Your objective ::
Give only the number of lines that include the string "Bruandet".

Supplied material ::
=====

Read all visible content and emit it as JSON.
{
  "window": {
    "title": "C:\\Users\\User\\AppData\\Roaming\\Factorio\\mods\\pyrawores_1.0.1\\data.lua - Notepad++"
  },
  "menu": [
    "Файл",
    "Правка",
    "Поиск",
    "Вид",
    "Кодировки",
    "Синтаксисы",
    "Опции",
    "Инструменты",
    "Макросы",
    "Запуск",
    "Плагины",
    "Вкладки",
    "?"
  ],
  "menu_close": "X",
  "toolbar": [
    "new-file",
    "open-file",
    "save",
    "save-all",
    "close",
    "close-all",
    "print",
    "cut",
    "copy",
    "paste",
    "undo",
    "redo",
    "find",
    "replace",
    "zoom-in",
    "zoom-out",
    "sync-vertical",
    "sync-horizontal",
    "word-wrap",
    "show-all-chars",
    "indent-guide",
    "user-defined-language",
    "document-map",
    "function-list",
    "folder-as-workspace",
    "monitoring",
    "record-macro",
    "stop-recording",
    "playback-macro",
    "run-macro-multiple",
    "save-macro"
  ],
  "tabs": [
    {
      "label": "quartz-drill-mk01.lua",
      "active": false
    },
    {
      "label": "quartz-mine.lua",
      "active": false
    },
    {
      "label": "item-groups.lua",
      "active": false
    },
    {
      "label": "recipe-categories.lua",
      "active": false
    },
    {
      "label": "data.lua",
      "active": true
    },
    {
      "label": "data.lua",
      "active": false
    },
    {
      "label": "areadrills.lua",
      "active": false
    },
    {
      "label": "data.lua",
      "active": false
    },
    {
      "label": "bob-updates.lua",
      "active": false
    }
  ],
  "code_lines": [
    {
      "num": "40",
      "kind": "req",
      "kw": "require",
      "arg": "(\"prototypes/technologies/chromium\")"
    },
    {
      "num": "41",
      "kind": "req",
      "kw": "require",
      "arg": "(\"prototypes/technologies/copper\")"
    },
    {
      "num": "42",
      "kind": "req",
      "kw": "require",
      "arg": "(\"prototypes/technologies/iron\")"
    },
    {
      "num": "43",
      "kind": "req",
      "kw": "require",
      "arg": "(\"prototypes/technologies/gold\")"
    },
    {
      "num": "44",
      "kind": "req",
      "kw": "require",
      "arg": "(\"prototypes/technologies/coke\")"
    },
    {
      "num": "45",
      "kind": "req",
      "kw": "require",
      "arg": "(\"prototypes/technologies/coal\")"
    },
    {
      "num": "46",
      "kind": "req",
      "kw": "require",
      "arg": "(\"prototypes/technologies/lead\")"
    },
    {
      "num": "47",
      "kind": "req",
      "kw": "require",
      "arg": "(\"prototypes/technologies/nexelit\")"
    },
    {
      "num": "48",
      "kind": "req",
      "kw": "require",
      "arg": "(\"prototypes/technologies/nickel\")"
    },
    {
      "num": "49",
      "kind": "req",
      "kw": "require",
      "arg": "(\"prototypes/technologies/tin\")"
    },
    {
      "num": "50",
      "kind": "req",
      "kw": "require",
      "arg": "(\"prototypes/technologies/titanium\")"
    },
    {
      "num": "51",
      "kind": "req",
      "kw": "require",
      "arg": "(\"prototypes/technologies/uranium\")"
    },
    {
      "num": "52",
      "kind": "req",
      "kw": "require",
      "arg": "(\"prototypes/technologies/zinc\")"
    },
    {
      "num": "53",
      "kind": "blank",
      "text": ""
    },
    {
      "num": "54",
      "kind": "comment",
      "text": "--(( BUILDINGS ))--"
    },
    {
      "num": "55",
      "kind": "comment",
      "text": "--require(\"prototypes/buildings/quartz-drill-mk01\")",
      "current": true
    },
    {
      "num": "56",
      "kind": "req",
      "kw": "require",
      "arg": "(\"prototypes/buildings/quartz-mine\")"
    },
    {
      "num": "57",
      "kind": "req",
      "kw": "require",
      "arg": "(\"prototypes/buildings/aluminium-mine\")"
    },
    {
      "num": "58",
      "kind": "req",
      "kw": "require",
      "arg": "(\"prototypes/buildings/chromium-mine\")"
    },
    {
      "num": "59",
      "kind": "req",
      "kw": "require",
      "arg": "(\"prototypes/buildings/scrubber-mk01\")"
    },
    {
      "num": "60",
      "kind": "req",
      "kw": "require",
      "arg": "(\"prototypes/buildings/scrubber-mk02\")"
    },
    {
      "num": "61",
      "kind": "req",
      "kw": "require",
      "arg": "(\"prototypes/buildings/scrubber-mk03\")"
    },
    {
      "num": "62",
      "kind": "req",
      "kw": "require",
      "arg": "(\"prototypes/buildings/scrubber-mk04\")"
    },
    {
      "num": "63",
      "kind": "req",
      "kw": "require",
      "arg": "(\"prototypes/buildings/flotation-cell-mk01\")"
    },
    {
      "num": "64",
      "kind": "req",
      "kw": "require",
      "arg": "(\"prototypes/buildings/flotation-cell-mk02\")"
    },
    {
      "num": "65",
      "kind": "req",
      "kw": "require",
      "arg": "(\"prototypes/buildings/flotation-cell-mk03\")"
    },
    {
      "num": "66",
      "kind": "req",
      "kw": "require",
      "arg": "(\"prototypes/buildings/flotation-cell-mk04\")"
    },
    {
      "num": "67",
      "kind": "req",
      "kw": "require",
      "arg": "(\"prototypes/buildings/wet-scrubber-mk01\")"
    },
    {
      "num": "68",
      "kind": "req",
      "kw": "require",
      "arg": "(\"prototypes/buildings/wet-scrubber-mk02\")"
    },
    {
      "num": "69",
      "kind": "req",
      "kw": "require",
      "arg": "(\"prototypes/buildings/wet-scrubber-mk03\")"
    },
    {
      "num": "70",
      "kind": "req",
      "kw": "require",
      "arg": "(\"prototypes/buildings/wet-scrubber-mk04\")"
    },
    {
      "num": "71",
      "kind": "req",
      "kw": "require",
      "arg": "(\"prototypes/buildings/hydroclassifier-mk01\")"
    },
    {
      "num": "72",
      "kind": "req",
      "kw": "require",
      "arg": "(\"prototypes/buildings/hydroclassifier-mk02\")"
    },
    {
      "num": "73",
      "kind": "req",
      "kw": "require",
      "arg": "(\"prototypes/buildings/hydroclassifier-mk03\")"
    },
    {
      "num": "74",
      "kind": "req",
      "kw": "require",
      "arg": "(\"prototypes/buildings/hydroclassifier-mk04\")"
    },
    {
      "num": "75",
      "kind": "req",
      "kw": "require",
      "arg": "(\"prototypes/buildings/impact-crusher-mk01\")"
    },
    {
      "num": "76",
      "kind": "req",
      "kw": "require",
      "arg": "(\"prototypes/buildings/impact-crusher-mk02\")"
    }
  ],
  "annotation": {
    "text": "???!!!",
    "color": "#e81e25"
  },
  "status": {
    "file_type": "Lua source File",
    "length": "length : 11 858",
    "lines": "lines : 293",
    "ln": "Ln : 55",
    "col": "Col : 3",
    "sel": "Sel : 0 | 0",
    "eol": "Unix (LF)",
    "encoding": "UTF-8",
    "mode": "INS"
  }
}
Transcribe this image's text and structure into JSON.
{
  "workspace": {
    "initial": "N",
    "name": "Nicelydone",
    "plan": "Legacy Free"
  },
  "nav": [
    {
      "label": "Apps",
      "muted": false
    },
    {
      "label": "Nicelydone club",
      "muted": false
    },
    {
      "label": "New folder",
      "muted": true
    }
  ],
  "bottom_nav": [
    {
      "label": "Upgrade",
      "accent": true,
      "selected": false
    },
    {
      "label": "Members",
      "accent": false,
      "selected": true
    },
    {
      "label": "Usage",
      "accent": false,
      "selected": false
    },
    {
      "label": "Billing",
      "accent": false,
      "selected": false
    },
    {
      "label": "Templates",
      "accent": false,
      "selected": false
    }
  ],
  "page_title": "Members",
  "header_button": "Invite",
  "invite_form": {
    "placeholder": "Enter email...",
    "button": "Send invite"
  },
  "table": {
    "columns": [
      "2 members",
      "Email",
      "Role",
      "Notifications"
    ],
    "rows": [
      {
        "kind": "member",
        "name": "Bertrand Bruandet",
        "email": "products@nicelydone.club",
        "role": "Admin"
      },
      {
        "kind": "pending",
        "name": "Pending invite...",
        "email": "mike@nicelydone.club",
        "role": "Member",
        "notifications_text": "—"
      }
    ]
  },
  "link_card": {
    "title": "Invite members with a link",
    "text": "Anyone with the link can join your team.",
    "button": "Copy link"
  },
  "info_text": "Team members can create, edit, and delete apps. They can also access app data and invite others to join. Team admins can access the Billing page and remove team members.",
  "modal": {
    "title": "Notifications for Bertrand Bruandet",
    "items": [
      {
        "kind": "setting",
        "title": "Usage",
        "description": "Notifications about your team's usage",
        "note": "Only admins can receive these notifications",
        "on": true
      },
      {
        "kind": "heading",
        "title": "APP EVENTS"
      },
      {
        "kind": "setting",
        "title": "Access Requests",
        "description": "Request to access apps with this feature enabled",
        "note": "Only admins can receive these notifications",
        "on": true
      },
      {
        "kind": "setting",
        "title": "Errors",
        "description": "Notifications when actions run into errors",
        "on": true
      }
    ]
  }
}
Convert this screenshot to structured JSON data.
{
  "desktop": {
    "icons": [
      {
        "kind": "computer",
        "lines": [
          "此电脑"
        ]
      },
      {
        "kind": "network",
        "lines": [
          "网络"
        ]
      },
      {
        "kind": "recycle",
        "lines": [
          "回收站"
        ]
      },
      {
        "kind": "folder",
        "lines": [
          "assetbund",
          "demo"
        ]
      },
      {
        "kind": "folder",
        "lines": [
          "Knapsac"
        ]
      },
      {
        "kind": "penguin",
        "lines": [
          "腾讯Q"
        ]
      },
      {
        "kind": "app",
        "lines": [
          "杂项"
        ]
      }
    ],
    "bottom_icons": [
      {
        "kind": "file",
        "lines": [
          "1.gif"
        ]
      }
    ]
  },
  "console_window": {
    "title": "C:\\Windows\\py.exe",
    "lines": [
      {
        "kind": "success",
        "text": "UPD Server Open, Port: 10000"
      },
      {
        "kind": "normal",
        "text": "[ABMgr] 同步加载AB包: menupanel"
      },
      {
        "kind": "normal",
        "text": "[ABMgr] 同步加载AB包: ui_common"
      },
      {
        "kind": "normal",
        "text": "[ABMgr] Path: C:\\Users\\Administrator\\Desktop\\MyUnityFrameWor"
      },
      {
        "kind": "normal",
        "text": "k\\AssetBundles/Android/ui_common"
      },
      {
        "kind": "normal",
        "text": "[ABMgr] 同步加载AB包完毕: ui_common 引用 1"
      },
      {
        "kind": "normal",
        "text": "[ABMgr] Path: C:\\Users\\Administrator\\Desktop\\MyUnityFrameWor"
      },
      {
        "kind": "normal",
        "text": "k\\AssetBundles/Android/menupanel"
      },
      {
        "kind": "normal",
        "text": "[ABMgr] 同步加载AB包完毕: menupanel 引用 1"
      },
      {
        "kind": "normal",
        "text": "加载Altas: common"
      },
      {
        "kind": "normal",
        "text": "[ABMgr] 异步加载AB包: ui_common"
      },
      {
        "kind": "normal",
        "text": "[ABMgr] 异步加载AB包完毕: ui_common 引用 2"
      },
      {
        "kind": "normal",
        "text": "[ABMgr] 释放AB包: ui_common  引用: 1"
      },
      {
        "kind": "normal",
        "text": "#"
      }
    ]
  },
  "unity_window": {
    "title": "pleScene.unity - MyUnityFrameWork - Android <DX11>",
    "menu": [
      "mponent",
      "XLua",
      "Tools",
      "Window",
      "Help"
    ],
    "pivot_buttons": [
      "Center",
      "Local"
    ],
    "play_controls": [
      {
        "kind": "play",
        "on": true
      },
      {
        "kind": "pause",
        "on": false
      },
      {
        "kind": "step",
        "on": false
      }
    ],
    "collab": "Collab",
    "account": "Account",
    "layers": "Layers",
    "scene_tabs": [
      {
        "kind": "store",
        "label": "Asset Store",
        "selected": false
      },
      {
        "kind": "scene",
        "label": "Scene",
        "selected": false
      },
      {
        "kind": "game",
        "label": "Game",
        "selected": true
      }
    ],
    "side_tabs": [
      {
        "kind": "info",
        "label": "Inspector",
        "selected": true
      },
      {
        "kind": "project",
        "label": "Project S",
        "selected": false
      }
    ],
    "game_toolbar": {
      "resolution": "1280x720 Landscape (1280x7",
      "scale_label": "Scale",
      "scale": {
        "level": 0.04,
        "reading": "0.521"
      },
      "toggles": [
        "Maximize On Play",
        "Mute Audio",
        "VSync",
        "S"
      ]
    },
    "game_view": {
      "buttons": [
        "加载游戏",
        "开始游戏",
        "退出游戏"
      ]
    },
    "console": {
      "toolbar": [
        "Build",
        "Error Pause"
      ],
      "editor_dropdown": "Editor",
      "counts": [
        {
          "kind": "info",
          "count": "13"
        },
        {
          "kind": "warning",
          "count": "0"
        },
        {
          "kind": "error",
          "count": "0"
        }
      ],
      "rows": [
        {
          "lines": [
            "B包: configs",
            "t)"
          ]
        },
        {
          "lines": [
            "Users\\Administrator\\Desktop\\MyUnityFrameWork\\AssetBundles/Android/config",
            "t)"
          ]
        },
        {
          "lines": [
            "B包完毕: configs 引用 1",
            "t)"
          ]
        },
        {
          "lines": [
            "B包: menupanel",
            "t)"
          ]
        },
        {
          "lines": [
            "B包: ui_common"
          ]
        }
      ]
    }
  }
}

=====

Full solution ::
2